- DATA TO PROCESS -
>>>>>

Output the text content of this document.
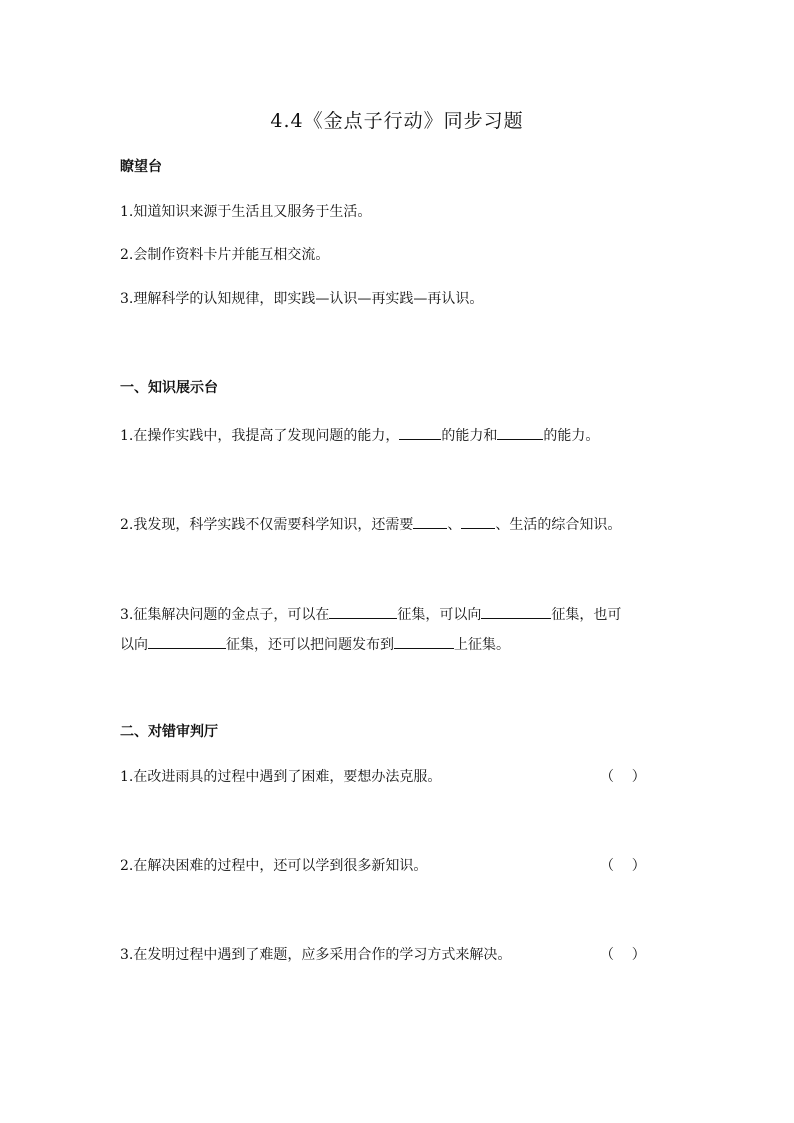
4.4《金点子行动》同步习题
瞭望台
1.知道知识来源于生活且又服务于生活。
2.会制作资料卡片并能互相交流。
3.理解科学的认知规律，即实践—认识—再实践—再认识。
一、知识展示台
1.在操作实践中，我提高了发现问题的能力，	的能力和	的能力。
2.我发现，科学实践不仅需要科学知识，还需要 、 、生活的综合知识。
3.征集解决问题的金点子，可以在	征集，可以向	征集，也可
以向	征集，还可以把问题发布到	上征集。
二、对错审判厅
1.在改进雨具的过程中遇到了困难，要想办法克服。	（    ）
2.在解决困难的过程中，还可以学到很多新知识。	（    ）
3.在发明过程中遇到了难题，应多采用合作的学习方式来解决。	（    ）
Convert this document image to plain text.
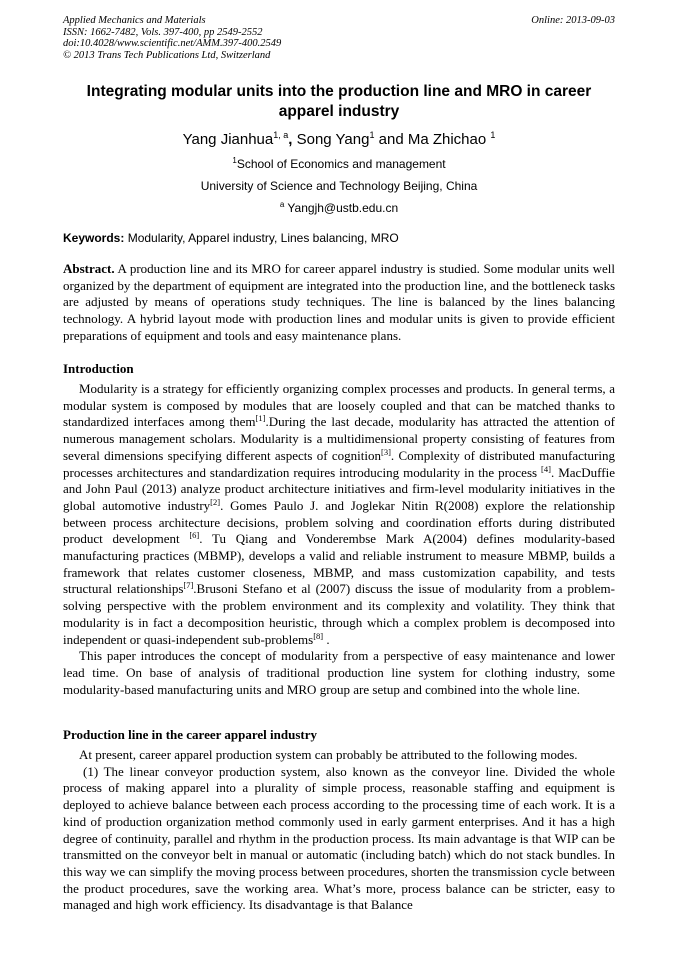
Applied Mechanics and Materials
ISSN: 1662-7482, Vols. 397-400, pp 2549-2552
doi:10.4028/www.scientific.net/AMM.397-400.2549
© 2013 Trans Tech Publications Ltd, Switzerland
Online: 2013-09-03
Integrating modular units into the production line and MRO in career apparel industry
Yang Jianhua$^{1, a}$, Song Yang$^1$ and Ma Zhichao $^1$
$^1$School of Economics and management
University of Science and Technology Beijing, China
$^a$ Yangjh@ustb.edu.cn
Keywords: Modularity, Apparel industry, Lines balancing, MRO

Abstract. A production line and its MRO for career apparel industry is studied. Some modular units well organized by the department of equipment are integrated into the production line, and the bottleneck tasks are adjusted by means of operations study techniques. The line is balanced by the lines balancing technology. A hybrid layout mode with production lines and modular units is given to provide efficient preparations of equipment and tools and easy maintenance plans.

Introduction

Modularity is a strategy for efficiently organizing complex processes and products. In general terms, a modular system is composed by modules that are loosely coupled and that can be matched thanks to standardized interfaces among them[1].During the last decade, modularity has attracted the attention of numerous management scholars. Modularity is a multidimensional property consisting of features from several dimensions specifying different aspects of cognition[3]. Complexity of distributed manufacturing processes architectures and standardization requires introducing modularity in the process [4]. MacDuffie and John Paul (2013) analyze product architecture initiatives and firm-level modularity initiatives in the global automotive industry[2]. Gomes Paulo J. and Joglekar Nitin R(2008) explore the relationship between process architecture decisions, problem solving and coordination efforts during distributed product development [6]. Tu Qiang and Vonderembse Mark A(2004) defines modularity-based manufacturing practices (MBMP), develops a valid and reliable instrument to measure MBMP, builds a framework that relates customer closeness, MBMP, and mass customization capability, and tests structural relationships[7].Brusoni Stefano et al (2007) discuss the issue of modularity from a problem-solving perspective with the problem environment and its complexity and volatility. They think that modularity is in fact a decomposition heuristic, through which a complex problem is decomposed into independent or quasi-independent sub-problems[8] .

This paper introduces the concept of modularity from a perspective of easy maintenance and lower lead time. On base of analysis of traditional production line system for clothing industry, some modularity-based manufacturing units and MRO group are setup and combined into the whole line.

Production line in the career apparel industry

At present, career apparel production system can probably be attributed to the following modes.

(1) The linear conveyor production system, also known as the conveyor line. Divided the whole process of making apparel into a plurality of simple process, reasonable staffing and equipment is deployed to achieve balance between each process according to the processing time of each work. It is a kind of production organization method commonly used in early garment enterprises. And it has a high degree of continuity, parallel and rhythm in the production process. Its main advantage is that WIP can be transmitted on the conveyor belt in manual or automatic (including batch) which do not stack bundles. In this way we can simplify the moving process between procedures, shorten the transmission cycle between the product procedures, save the working area. What’s more, process balance can be stricter, easy to managed and high work efficiency. Its disadvantage is that Balance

<<<<<

- PROBLEM DESCRIPTION -
Pull out every line of the records that includes the string "units".

- OUTPUT OF THE TASK -
Integrating modular units into the production line and MRO in career apparel industry
Abstract. A production line and its MRO for career apparel industry is studied. Some modular units well organized by the department of equipment are integrated into the production line, and the bottleneck tasks are adjusted by means of operations study techniques. The line is balanced by the lines balancing technology. A hybrid layout mode with production lines and modular units is given to provide efficient preparations of equipment and tools and easy maintenance plans.
This paper introduces the concept of modularity from a perspective of easy maintenance and lower lead time. On base of analysis of traditional production line system for clothing industry, some modularity-based manufacturing units and MRO group are setup and combined into the whole line.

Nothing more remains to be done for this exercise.